● Your objective: Each record needs to be echoed exactly; can you do that?

● The data:
⟨
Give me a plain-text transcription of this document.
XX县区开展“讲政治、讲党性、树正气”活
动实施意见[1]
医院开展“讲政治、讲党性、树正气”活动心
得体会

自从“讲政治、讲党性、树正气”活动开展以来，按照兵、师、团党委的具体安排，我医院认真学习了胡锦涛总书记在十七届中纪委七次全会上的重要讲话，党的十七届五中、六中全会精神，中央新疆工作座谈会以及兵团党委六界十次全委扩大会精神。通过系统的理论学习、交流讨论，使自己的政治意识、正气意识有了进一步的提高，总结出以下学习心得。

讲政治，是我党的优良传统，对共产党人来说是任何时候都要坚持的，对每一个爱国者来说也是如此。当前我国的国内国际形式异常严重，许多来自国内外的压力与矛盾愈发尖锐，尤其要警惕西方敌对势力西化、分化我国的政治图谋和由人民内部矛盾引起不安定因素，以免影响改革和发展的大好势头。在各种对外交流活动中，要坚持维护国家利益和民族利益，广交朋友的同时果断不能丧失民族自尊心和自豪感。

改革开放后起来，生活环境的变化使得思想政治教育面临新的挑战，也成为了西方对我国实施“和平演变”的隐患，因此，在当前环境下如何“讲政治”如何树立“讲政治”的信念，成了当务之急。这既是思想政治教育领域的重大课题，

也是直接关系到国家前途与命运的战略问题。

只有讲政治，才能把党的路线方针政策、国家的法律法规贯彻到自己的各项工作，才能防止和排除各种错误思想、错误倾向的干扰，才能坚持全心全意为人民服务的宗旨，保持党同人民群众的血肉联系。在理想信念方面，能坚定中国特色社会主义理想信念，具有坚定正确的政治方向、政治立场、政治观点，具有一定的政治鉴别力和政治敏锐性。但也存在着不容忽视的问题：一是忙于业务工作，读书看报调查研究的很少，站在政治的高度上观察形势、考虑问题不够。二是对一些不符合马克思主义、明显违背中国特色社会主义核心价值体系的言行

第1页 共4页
⟩
● Output below:
Give me a plain-text transcription of this document.
XX县区开展“讲政治、讲党性、树正气”活
动实施意见[1]
医院开展“讲政治、讲党性、树正气”活动心
得体会

自从“讲政治、讲党性、树正气”活动开展以来，按照兵、师、团党委的具体安排，我医院认真学习了胡锦涛总书记在十七届中纪委七次全会上的重要讲话，党的十七届五中、六中全会精神，中央新疆工作座谈会以及兵团党委六界十次全委扩大会精神。通过系统的理论学习、交流讨论，使自己的政治意识、正气意识有了进一步的提高，总结出以下学习心得。

讲政治，是我党的优良传统，对共产党人来说是任何时候都要坚持的，对每一个爱国者来说也是如此。当前我国的国内国际形式异常严重，许多来自国内外的压力与矛盾愈发尖锐，尤其要警惕西方敌对势力西化、分化我国的政治图谋和由人民内部矛盾引起不安定因素，以免影响改革和发展的大好势头。在各种对外交流活动中，要坚持维护国家利益和民族利益，广交朋友的同时果断不能丧失民族自尊心和自豪感。

改革开放后起来，生活环境的变化使得思想政治教育面临新的挑战，也成为了西方对我国实施“和平演变”的隐患，因此，在当前环境下如何“讲政治”如何树立“讲政治”的信念，成了当务之急。这既是思想政治教育领域的重大课题，

也是直接关系到国家前途与命运的战略问题。

只有讲政治，才能把党的路线方针政策、国家的法律法规贯彻到自己的各项工作，才能防止和排除各种错误思想、错误倾向的干扰，才能坚持全心全意为人民服务的宗旨，保持党同人民群众的血肉联系。在理想信念方面，能坚定中国特色社会主义理想信念，具有坚定正确的政治方向、政治立场、政治观点，具有一定的政治鉴别力和政治敏锐性。但也存在着不容忽视的问题：一是忙于业务工作，读书看报调查研究的很少，站在政治的高度上观察形势、考虑问题不够。二是对一些不符合马克思主义、明显违背中国特色社会主义核心价值体系的言行

第1页 共4页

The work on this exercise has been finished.